* [THE TASK] Copy every line from the material below that holds "great".

* [EXCERPTED RECORDS]

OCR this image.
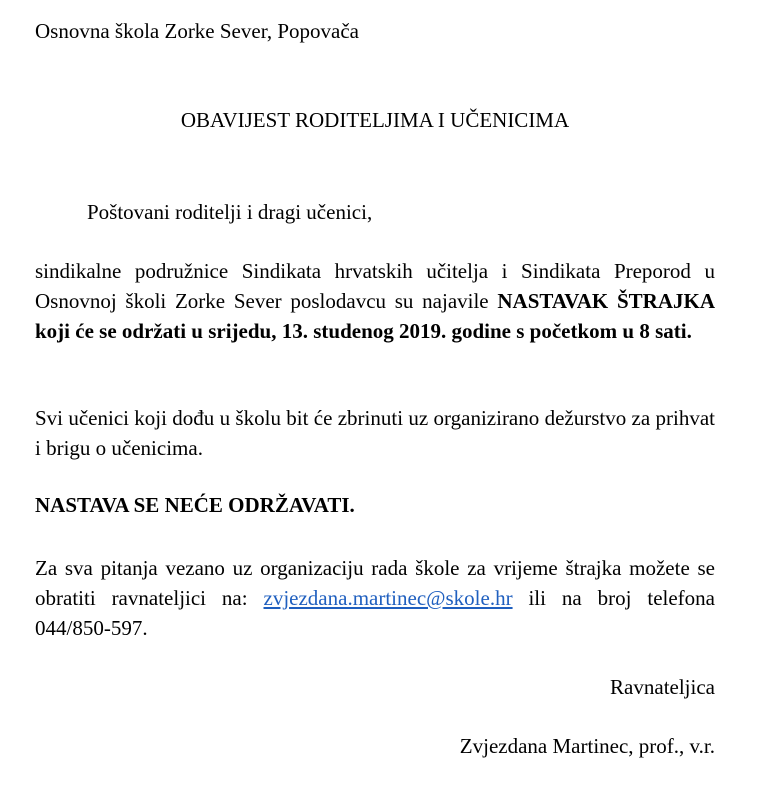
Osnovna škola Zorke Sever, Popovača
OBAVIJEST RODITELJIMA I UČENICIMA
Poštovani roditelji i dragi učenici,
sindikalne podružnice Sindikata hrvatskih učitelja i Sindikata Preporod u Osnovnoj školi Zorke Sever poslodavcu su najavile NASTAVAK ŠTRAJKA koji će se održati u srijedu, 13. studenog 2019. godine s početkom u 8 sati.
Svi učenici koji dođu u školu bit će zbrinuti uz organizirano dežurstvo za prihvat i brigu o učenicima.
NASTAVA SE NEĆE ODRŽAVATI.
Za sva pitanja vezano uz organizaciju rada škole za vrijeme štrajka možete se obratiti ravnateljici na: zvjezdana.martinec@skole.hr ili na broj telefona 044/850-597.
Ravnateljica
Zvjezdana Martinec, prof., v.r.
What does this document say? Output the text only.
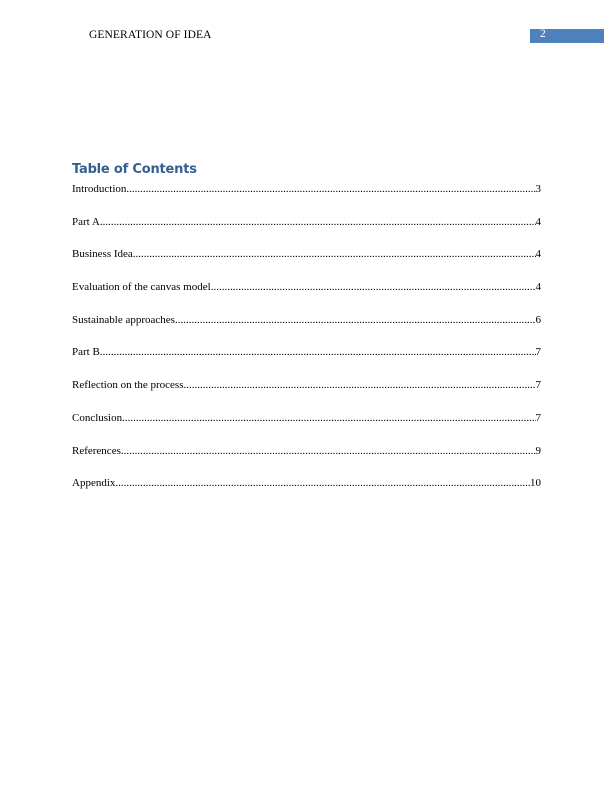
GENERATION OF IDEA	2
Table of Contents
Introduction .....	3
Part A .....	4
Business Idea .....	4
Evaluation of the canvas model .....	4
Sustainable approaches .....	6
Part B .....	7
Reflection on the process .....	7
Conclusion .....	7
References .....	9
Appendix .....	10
==
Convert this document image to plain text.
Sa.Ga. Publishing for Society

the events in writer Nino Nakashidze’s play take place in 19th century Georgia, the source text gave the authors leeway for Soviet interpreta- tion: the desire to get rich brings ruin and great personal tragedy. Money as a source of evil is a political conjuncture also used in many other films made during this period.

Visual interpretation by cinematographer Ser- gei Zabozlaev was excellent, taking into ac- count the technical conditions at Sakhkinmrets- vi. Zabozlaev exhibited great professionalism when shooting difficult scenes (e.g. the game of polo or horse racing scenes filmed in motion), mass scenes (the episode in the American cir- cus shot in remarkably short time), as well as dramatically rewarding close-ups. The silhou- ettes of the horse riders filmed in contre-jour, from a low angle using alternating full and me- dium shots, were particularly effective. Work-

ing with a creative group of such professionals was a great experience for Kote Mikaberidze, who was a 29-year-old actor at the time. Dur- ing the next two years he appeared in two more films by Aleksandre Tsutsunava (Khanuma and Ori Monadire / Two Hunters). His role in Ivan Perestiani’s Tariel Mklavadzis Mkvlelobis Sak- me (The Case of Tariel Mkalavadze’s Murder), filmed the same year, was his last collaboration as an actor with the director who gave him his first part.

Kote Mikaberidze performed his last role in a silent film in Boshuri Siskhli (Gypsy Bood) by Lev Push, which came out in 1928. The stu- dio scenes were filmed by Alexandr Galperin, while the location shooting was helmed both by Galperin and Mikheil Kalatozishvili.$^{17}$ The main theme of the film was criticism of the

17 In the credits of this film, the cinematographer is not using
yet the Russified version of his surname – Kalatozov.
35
* * *
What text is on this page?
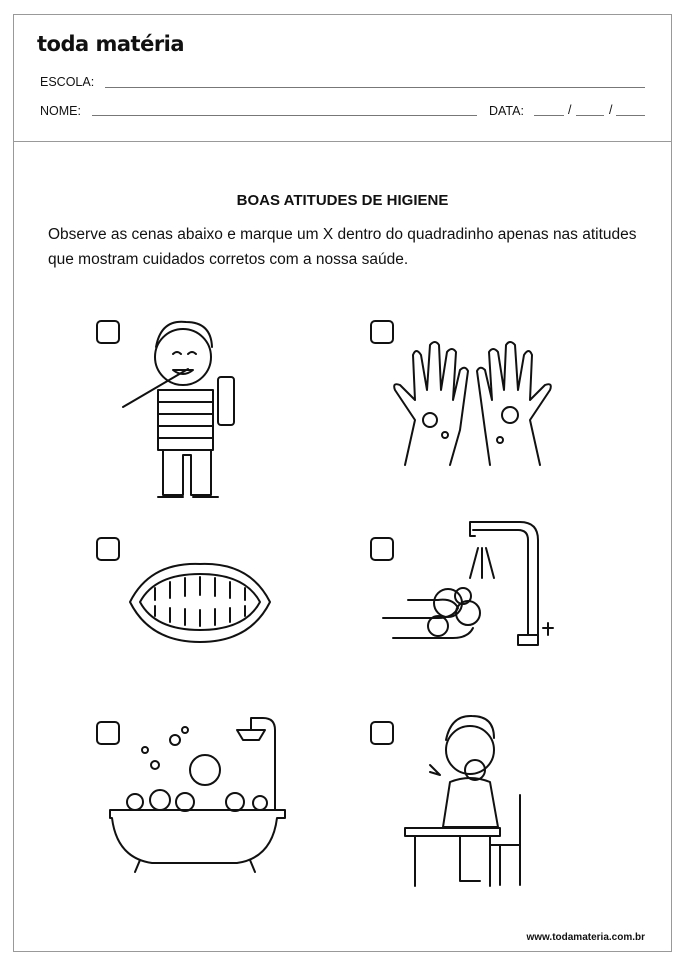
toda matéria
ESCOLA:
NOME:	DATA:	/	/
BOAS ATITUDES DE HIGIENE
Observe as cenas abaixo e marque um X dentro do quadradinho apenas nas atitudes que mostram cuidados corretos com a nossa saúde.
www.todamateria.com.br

* [TASK OUTPUT]
the events in writer Nino Nakashidze’s play take place in 19th century Georgia, the source text gave the authors leeway for Soviet interpreta- tion: the desire to get rich brings ruin and great personal tragedy. Money as a source of evil is a political conjuncture also used in many other films made during this period.
Visual interpretation by cinematographer Ser- gei Zabozlaev was excellent, taking into ac- count the technical conditions at Sakhkinmrets- vi. Zabozlaev exhibited great professionalism when shooting difficult scenes (e.g. the game of polo or horse racing scenes filmed in motion), mass scenes (the episode in the American cir- cus shot in remarkably short time), as well as dramatically rewarding close-ups. The silhou- ettes of the horse riders filmed in contre-jour, from a low angle using alternating full and me- dium shots, were particularly effective. Work-
ing with a creative group of such professionals was a great experience for Kote Mikaberidze, who was a 29-year-old actor at the time. Dur- ing the next two years he appeared in two more films by Aleksandre Tsutsunava (Khanuma and Ori Monadire / Two Hunters). His role in Ivan Perestiani’s Tariel Mklavadzis Mkvlelobis Sak- me (The Case of Tariel Mkalavadze’s Murder), filmed the same year, was his last collaboration as an actor with the director who gave him his first part.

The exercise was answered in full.